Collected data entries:

————

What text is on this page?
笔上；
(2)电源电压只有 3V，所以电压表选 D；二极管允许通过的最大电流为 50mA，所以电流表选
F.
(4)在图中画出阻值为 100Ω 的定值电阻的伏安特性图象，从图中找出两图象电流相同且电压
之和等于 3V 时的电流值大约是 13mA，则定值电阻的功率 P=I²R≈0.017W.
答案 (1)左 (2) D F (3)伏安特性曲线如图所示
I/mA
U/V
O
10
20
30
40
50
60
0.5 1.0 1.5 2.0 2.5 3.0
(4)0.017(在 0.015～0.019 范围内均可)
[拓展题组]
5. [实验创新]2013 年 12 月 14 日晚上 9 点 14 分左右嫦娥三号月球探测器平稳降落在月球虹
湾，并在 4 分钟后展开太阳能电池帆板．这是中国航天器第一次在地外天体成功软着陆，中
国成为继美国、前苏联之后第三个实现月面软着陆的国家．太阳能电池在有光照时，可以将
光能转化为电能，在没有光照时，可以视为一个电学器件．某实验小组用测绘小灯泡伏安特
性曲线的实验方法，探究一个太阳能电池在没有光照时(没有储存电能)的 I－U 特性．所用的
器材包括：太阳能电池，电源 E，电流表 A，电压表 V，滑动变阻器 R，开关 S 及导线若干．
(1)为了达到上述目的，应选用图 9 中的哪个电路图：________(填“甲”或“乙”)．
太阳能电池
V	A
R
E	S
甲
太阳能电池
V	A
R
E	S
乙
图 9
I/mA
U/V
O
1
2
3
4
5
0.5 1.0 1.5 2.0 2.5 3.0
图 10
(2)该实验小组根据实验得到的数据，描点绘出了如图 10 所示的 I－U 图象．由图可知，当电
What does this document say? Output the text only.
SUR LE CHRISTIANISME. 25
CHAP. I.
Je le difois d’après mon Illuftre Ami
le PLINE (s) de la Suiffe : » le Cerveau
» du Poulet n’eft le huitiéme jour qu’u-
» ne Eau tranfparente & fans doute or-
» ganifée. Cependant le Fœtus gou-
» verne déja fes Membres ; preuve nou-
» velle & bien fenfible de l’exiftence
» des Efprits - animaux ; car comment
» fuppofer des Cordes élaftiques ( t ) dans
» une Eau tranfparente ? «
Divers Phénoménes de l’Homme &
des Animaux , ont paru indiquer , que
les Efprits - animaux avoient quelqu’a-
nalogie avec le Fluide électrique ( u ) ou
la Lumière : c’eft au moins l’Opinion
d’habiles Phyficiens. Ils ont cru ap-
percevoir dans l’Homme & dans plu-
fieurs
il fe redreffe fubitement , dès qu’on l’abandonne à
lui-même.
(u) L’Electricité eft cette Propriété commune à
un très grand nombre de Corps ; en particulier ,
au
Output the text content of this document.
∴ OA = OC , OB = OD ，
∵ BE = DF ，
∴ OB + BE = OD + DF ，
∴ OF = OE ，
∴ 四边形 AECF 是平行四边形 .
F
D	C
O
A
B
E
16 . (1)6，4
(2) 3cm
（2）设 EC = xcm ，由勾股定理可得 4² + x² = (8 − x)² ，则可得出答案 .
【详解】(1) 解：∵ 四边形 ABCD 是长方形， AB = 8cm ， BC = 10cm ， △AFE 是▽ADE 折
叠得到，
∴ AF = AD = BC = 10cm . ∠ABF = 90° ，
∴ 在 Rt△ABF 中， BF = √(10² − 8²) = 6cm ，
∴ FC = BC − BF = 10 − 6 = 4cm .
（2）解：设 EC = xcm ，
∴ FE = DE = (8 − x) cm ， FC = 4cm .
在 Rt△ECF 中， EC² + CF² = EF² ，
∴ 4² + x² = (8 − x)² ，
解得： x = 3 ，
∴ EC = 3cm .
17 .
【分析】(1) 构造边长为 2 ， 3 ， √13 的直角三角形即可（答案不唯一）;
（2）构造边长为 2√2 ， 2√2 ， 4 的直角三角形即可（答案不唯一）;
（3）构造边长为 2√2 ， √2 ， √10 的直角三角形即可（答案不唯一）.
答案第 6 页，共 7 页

————

What to work on: Give back, unchanged, every line from the one with "Output the text content of this document." to the end of the entries above.

Expected output:
Output the text content of this document.
∴ OA = OC , OB = OD ，
∵ BE = DF ，
∴ OB + BE = OD + DF ，
∴ OF = OE ，
∴ 四边形 AECF 是平行四边形 .
F
D	C
O
A
B
E
16 . (1)6，4
(2) 3cm
（2）设 EC = xcm ，由勾股定理可得 4² + x² = (8 − x)² ，则可得出答案 .
【详解】(1) 解：∵ 四边形 ABCD 是长方形， AB = 8cm ， BC = 10cm ， △AFE 是▽ADE 折
叠得到，
∴ AF = AD = BC = 10cm . ∠ABF = 90° ，
∴ 在 Rt△ABF 中， BF = √(10² − 8²) = 6cm ，
∴ FC = BC − BF = 10 − 6 = 4cm .
（2）解：设 EC = xcm ，
∴ FE = DE = (8 − x) cm ， FC = 4cm .
在 Rt△ECF 中， EC² + CF² = EF² ，
∴ 4² + x² = (8 − x)² ，
解得： x = 3 ，
∴ EC = 3cm .
17 .
【分析】(1) 构造边长为 2 ， 3 ， √13 的直角三角形即可（答案不唯一）;
（2）构造边长为 2√2 ， 2√2 ， 4 的直角三角形即可（答案不唯一）;
（3）构造边长为 2√2 ， √2 ， √10 的直角三角形即可（答案不唯一）.
答案第 6 页，共 7 页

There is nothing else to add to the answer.